→ **Instructions to follow**: Write out every line below that includes the word "image".
>> BEGIN Data to use
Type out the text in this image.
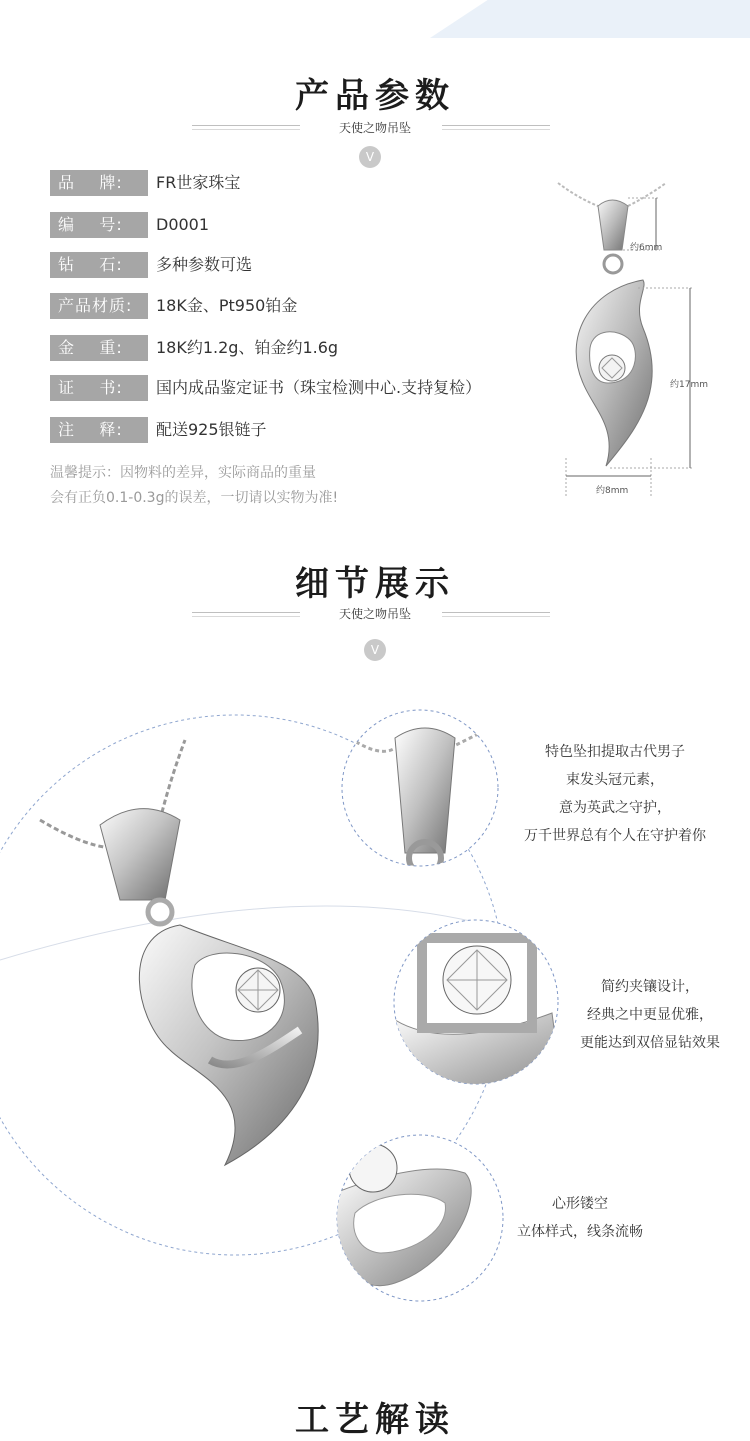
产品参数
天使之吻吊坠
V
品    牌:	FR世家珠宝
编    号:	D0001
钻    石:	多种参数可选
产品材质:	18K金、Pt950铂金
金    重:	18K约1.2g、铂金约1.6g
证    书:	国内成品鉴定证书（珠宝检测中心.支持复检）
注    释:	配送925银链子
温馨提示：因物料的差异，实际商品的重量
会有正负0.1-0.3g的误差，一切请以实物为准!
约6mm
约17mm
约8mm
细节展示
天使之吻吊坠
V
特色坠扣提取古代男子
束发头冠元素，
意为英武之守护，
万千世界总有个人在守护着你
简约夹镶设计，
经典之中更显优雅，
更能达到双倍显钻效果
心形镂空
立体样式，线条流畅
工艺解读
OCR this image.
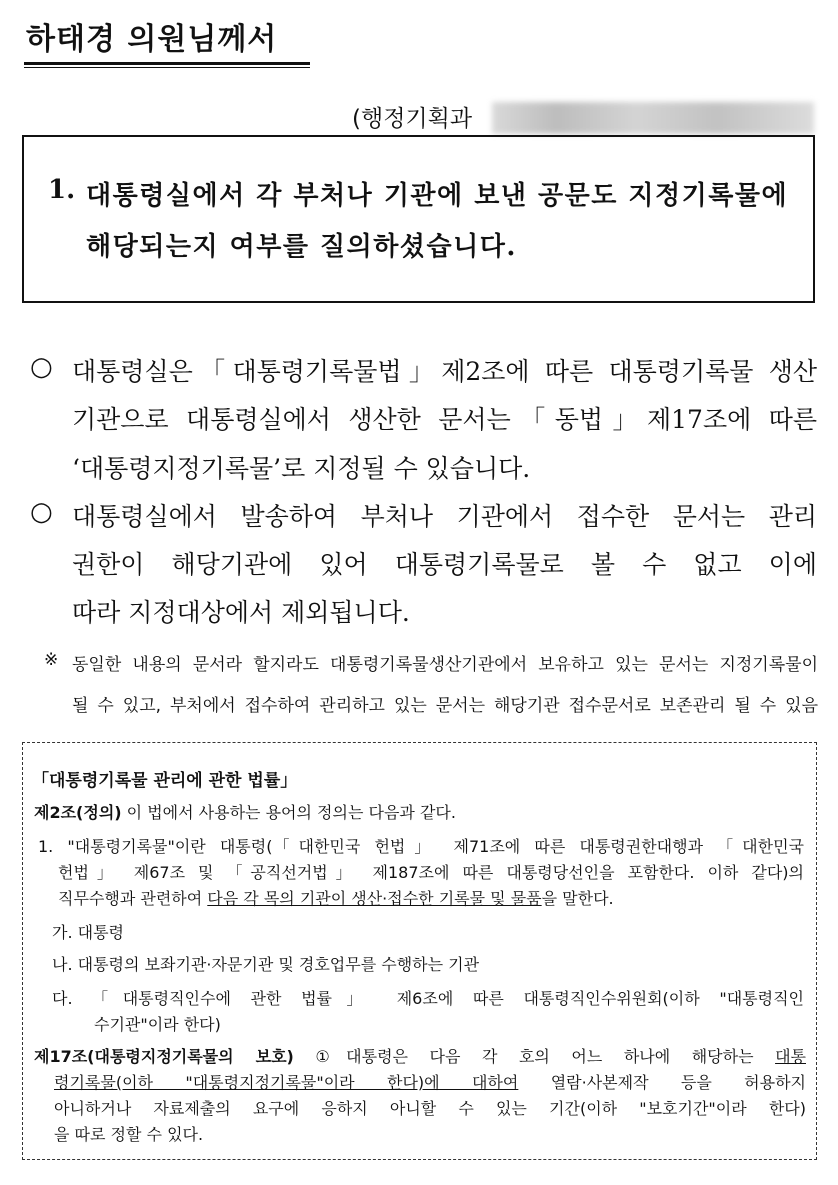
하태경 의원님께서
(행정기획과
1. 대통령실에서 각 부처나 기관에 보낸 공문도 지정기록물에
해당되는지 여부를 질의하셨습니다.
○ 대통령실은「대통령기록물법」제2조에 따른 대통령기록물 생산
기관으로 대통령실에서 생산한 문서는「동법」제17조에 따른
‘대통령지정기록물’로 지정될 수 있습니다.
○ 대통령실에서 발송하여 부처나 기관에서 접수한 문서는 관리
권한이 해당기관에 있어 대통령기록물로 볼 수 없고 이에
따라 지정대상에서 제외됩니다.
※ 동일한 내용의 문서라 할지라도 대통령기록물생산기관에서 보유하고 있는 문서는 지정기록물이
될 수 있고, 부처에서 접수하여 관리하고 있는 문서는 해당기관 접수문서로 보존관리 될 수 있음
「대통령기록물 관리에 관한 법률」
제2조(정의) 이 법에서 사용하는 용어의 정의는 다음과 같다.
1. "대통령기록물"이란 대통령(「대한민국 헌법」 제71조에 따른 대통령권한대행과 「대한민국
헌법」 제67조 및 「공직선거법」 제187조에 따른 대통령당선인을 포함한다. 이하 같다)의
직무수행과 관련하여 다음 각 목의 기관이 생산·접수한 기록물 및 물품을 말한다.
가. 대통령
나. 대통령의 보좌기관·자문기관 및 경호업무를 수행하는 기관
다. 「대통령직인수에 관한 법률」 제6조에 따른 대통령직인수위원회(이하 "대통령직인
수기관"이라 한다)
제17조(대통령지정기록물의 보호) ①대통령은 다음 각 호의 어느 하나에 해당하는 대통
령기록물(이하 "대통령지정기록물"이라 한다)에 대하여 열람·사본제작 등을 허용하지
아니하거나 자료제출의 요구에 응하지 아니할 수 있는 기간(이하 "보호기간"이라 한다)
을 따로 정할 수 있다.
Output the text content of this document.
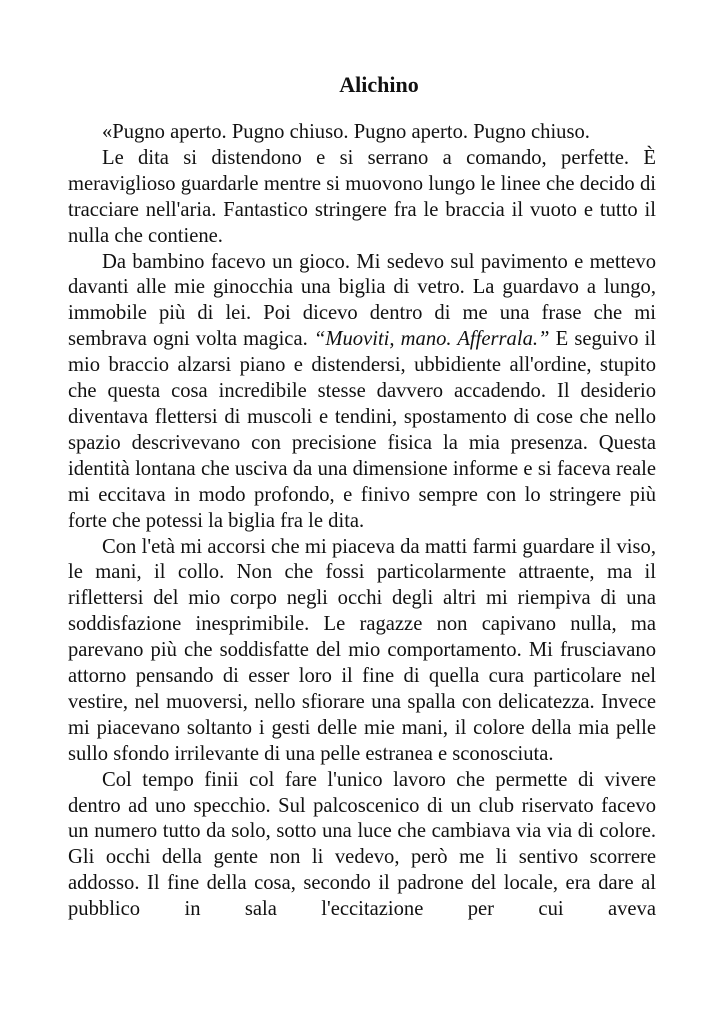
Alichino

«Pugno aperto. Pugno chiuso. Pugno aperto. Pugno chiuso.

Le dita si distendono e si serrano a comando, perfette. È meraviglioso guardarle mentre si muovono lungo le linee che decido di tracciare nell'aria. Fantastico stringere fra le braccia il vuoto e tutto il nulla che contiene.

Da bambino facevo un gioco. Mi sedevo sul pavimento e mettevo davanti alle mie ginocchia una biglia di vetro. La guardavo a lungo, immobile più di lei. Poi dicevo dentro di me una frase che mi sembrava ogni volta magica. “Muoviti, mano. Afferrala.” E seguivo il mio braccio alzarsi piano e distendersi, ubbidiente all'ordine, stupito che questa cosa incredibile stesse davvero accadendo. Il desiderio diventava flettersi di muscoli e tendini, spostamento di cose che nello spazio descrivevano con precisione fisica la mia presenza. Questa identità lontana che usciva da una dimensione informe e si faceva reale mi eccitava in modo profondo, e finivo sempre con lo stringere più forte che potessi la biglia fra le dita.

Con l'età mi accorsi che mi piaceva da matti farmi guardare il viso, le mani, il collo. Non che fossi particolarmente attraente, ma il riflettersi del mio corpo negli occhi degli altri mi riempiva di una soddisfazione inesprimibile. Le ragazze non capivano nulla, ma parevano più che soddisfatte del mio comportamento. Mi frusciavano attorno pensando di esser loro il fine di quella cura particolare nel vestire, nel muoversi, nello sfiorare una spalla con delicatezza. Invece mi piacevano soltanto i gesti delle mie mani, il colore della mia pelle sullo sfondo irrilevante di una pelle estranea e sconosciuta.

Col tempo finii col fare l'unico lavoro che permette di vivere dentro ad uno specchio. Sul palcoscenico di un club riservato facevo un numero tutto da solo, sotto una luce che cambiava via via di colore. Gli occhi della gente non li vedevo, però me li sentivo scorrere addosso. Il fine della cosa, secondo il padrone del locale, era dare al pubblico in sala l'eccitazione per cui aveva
>> END Data to use
→ **Result of this exercise**:
Type out the text in this image.
OCR this image.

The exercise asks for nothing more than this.